═════ Entries supplied
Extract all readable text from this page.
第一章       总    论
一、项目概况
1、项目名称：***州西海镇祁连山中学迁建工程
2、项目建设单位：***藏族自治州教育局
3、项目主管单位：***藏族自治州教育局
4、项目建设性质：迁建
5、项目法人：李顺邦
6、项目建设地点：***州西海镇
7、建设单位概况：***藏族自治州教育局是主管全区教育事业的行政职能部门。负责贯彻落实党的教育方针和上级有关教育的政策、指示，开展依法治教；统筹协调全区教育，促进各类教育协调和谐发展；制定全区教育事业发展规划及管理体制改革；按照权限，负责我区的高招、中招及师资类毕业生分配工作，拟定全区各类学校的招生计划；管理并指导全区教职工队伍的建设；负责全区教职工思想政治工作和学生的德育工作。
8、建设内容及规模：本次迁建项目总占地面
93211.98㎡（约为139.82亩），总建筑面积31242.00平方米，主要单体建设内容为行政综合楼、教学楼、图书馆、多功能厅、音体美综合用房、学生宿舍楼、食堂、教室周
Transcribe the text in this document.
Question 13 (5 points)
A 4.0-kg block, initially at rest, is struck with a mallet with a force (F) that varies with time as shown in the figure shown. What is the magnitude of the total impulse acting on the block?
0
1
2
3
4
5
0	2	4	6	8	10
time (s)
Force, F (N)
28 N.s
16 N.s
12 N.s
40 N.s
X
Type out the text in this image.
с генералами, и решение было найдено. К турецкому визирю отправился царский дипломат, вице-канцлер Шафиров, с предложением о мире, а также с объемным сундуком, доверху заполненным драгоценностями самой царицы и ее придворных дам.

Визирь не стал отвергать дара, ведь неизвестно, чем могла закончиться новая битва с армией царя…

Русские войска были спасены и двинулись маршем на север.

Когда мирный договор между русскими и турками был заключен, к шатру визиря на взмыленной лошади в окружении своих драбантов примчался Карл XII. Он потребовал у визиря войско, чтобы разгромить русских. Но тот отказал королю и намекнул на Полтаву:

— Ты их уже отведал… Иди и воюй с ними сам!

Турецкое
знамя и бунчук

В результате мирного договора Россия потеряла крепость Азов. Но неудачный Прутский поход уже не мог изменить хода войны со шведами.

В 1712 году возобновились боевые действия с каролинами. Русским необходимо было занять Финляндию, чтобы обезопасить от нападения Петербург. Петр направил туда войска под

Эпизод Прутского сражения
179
══════════
*Problem to work on*
Set down all of the records shown above once more, exactly.

*Solution for this task*
Extract all readable text from this page.
第一章       总    论
一、项目概况
1、项目名称：***州西海镇祁连山中学迁建工程
2、项目建设单位：***藏族自治州教育局
3、项目主管单位：***藏族自治州教育局
4、项目建设性质：迁建
5、项目法人：李顺邦
6、项目建设地点：***州西海镇
7、建设单位概况：***藏族自治州教育局是主管全区教育事业的行政职能部门。负责贯彻落实党的教育方针和上级有关教育的政策、指示，开展依法治教；统筹协调全区教育，促进各类教育协调和谐发展；制定全区教育事业发展规划及管理体制改革；按照权限，负责我区的高招、中招及师资类毕业生分配工作，拟定全区各类学校的招生计划；管理并指导全区教职工队伍的建设；负责全区教职工思想政治工作和学生的德育工作。
8、建设内容及规模：本次迁建项目总占地面
93211.98㎡（约为139.82亩），总建筑面积31242.00平方米，主要单体建设内容为行政综合楼、教学楼、图书馆、多功能厅、音体美综合用房、学生宿舍楼、食堂、教室周
Transcribe the text in this document.
Question 13 (5 points)
A 4.0-kg block, initially at rest, is struck with a mallet with a force (F) that varies with time as shown in the figure shown. What is the magnitude of the total impulse acting on the block?
0
1
2
3
4
5
0	2	4	6	8	10
time (s)
Force, F (N)
28 N.s
16 N.s
12 N.s
40 N.s
X
Type out the text in this image.
с генералами, и решение было найдено. К турецкому визирю отправился царский дипломат, вице-канцлер Шафиров, с предложением о мире, а также с объемным сундуком, доверху заполненным драгоценностями самой царицы и ее придворных дам.

Визирь не стал отвергать дара, ведь неизвестно, чем могла закончиться новая битва с армией царя…

Русские войска были спасены и двинулись маршем на север.

Когда мирный договор между русскими и турками был заключен, к шатру визиря на взмыленной лошади в окружении своих драбантов примчался Карл XII. Он потребовал у визиря войско, чтобы разгромить русских. Но тот отказал королю и намекнул на Полтаву:

— Ты их уже отведал… Иди и воюй с ними сам!

Турецкое
знамя и бунчук

В результате мирного договора Россия потеряла крепость Азов. Но неудачный Прутский поход уже не мог изменить хода войны со шведами.

В 1712 году возобновились боевые действия с каролинами. Русским необходимо было занять Финляндию, чтобы обезопасить от нападения Петербург. Петр направил туда войска под

Эпизод Прутского сражения
179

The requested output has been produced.